Written problem :: Print all entries word for word.

══ Information supplied

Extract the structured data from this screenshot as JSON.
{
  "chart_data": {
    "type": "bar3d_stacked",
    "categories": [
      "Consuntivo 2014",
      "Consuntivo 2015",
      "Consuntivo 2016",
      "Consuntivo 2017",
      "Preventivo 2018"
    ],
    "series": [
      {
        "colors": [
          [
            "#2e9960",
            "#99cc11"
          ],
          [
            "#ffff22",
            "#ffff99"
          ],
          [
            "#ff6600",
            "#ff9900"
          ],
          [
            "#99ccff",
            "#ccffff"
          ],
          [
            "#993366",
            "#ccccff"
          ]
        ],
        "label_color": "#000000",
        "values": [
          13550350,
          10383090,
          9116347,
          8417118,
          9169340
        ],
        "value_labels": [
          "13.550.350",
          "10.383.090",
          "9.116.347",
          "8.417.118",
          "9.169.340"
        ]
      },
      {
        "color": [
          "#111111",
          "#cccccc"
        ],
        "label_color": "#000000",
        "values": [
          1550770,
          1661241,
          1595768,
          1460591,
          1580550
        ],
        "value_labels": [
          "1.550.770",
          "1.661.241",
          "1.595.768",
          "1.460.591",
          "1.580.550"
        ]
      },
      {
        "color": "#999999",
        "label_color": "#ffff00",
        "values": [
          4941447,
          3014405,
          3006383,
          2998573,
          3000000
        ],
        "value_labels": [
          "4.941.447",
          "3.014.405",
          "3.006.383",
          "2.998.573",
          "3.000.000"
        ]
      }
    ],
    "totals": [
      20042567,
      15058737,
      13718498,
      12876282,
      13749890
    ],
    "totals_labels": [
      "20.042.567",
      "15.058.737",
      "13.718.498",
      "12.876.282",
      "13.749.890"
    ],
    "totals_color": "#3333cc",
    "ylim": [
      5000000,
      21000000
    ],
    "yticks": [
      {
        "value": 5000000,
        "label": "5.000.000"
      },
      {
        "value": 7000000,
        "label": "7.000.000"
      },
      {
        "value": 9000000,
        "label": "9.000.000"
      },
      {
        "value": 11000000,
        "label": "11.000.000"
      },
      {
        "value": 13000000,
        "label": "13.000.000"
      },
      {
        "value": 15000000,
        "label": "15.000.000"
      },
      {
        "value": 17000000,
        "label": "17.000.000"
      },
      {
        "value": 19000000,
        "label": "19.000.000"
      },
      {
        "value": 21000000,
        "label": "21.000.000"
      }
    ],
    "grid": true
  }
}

════

Solved problem ::
Extract the structured data from this screenshot as JSON.
{
  "chart_data": {
    "type": "bar3d_stacked",
    "categories": [
      "Consuntivo 2014",
      "Consuntivo 2015",
      "Consuntivo 2016",
      "Consuntivo 2017",
      "Preventivo 2018"
    ],
    "series": [
      {
        "colors": [
          [
            "#2e9960",
            "#99cc11"
          ],
          [
            "#ffff22",
            "#ffff99"
          ],
          [
            "#ff6600",
            "#ff9900"
          ],
          [
            "#99ccff",
            "#ccffff"
          ],
          [
            "#993366",
            "#ccccff"
          ]
        ],
        "label_color": "#000000",
        "values": [
          13550350,
          10383090,
          9116347,
          8417118,
          9169340
        ],
        "value_labels": [
          "13.550.350",
          "10.383.090",
          "9.116.347",
          "8.417.118",
          "9.169.340"
        ]
      },
      {
        "color": [
          "#111111",
          "#cccccc"
        ],
        "label_color": "#000000",
        "values": [
          1550770,
          1661241,
          1595768,
          1460591,
          1580550
        ],
        "value_labels": [
          "1.550.770",
          "1.661.241",
          "1.595.768",
          "1.460.591",
          "1.580.550"
        ]
      },
      {
        "color": "#999999",
        "label_color": "#ffff00",
        "values": [
          4941447,
          3014405,
          3006383,
          2998573,
          3000000
        ],
        "value_labels": [
          "4.941.447",
          "3.014.405",
          "3.006.383",
          "2.998.573",
          "3.000.000"
        ]
      }
    ],
    "totals": [
      20042567,
      15058737,
      13718498,
      12876282,
      13749890
    ],
    "totals_labels": [
      "20.042.567",
      "15.058.737",
      "13.718.498",
      "12.876.282",
      "13.749.890"
    ],
    "totals_color": "#3333cc",
    "ylim": [
      5000000,
      21000000
    ],
    "yticks": [
      {
        "value": 5000000,
        "label": "5.000.000"
      },
      {
        "value": 7000000,
        "label": "7.000.000"
      },
      {
        "value": 9000000,
        "label": "9.000.000"
      },
      {
        "value": 11000000,
        "label": "11.000.000"
      },
      {
        "value": 13000000,
        "label": "13.000.000"
      },
      {
        "value": 15000000,
        "label": "15.000.000"
      },
      {
        "value": 17000000,
        "label": "17.000.000"
      },
      {
        "value": 19000000,
        "label": "19.000.000"
      },
      {
        "value": 21000000,
        "label": "21.000.000"
      }
    ],
    "grid": true
  }
}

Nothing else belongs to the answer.